Aim
Of the lines in the entries below, state how many hold the word "Prüfsumme". Say nothing else.
# Start of Provided records
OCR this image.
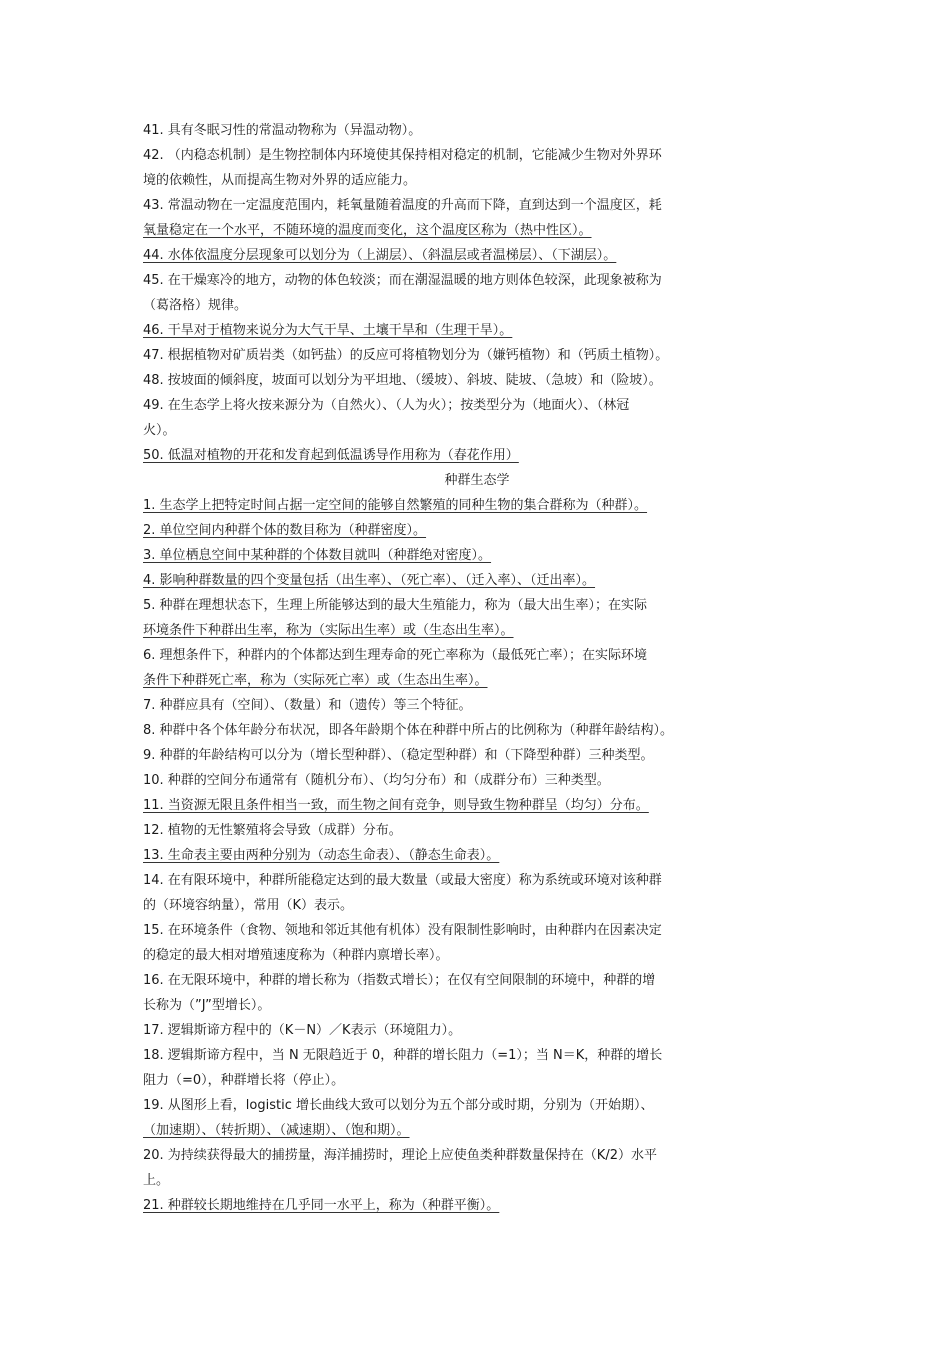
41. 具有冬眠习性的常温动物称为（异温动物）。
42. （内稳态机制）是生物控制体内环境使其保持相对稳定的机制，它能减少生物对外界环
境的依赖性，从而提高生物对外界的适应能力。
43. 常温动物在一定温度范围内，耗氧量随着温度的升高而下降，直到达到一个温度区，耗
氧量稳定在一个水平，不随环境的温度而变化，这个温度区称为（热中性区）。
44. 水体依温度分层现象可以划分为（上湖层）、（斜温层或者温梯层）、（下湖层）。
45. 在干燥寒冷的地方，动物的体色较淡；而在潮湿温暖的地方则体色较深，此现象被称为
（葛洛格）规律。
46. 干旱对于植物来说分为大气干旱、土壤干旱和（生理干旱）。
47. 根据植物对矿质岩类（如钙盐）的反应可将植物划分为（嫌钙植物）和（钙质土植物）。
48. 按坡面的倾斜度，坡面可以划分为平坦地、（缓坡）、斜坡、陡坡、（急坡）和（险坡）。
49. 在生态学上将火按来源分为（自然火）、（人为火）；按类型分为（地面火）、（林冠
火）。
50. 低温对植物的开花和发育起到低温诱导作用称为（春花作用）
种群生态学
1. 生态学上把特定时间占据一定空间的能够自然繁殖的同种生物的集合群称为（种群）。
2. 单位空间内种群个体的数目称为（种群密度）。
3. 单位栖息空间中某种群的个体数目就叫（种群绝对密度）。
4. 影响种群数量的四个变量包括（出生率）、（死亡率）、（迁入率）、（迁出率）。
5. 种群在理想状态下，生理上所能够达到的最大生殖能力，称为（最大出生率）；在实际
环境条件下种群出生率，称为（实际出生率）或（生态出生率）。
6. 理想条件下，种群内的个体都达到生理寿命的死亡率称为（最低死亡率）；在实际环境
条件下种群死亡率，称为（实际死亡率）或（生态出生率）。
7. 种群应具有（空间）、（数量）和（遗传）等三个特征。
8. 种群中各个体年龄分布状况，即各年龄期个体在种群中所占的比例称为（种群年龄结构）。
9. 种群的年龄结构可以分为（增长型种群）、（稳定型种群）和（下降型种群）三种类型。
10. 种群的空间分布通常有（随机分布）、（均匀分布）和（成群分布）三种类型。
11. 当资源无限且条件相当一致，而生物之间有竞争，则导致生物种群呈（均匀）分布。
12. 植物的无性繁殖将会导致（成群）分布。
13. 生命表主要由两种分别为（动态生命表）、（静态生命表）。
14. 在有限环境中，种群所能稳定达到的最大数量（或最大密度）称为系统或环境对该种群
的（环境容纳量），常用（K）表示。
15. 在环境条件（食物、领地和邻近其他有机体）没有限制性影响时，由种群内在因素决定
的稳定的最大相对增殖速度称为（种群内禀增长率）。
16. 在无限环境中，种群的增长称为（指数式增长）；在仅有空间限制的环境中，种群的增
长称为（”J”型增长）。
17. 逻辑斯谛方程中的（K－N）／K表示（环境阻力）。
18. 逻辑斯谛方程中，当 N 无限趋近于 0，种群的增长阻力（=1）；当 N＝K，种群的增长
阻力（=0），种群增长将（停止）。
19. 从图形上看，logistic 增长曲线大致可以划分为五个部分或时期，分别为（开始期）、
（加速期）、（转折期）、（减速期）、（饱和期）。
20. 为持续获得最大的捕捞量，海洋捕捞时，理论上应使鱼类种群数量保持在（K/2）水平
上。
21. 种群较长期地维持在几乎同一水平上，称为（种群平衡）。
# End of Provided records
# Start of Provided records
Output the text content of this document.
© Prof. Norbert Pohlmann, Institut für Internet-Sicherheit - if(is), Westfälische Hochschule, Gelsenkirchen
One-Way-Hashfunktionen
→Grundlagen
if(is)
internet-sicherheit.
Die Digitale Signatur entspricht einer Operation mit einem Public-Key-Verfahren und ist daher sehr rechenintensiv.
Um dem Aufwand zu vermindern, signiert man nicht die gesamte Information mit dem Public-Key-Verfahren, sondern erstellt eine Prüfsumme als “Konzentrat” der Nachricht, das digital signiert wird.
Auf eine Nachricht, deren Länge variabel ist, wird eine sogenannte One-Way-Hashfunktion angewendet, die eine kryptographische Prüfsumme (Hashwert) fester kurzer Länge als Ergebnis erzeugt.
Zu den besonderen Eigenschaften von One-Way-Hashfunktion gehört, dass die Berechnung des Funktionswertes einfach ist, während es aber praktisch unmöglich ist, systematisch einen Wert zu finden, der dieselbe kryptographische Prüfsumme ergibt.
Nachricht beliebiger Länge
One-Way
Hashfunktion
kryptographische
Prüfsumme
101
# End of Provided records
Expected output
4